═════ DATA PROVIDED ═════
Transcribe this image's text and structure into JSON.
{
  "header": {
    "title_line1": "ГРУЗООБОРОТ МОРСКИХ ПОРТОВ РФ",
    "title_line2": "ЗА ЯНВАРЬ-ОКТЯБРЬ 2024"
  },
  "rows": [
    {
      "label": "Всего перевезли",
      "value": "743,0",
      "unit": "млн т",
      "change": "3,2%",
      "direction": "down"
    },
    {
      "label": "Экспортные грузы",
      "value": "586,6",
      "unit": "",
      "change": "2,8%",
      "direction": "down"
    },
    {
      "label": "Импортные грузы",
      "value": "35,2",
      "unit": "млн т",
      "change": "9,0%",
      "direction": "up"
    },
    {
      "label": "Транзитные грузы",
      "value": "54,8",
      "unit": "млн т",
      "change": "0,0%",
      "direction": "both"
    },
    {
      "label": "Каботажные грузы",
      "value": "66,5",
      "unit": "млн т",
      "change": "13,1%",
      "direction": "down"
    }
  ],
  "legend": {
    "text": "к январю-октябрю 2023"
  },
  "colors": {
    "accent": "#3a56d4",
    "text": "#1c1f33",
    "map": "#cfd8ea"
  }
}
═════
#### WHAT IS REQUIRED
Using the entries above, please restate each one word for word.

#### RESPONSE
Transcribe this image's text and structure into JSON.
{
  "header": {
    "title_line1": "ГРУЗООБОРОТ МОРСКИХ ПОРТОВ РФ",
    "title_line2": "ЗА ЯНВАРЬ-ОКТЯБРЬ 2024"
  },
  "rows": [
    {
      "label": "Всего перевезли",
      "value": "743,0",
      "unit": "млн т",
      "change": "3,2%",
      "direction": "down"
    },
    {
      "label": "Экспортные грузы",
      "value": "586,6",
      "unit": "",
      "change": "2,8%",
      "direction": "down"
    },
    {
      "label": "Импортные грузы",
      "value": "35,2",
      "unit": "млн т",
      "change": "9,0%",
      "direction": "up"
    },
    {
      "label": "Транзитные грузы",
      "value": "54,8",
      "unit": "млн т",
      "change": "0,0%",
      "direction": "both"
    },
    {
      "label": "Каботажные грузы",
      "value": "66,5",
      "unit": "млн т",
      "change": "13,1%",
      "direction": "down"
    }
  ],
  "legend": {
    "text": "к январю-октябрю 2023"
  },
  "colors": {
    "accent": "#3a56d4",
    "text": "#1c1f33",
    "map": "#cfd8ea"
  }
}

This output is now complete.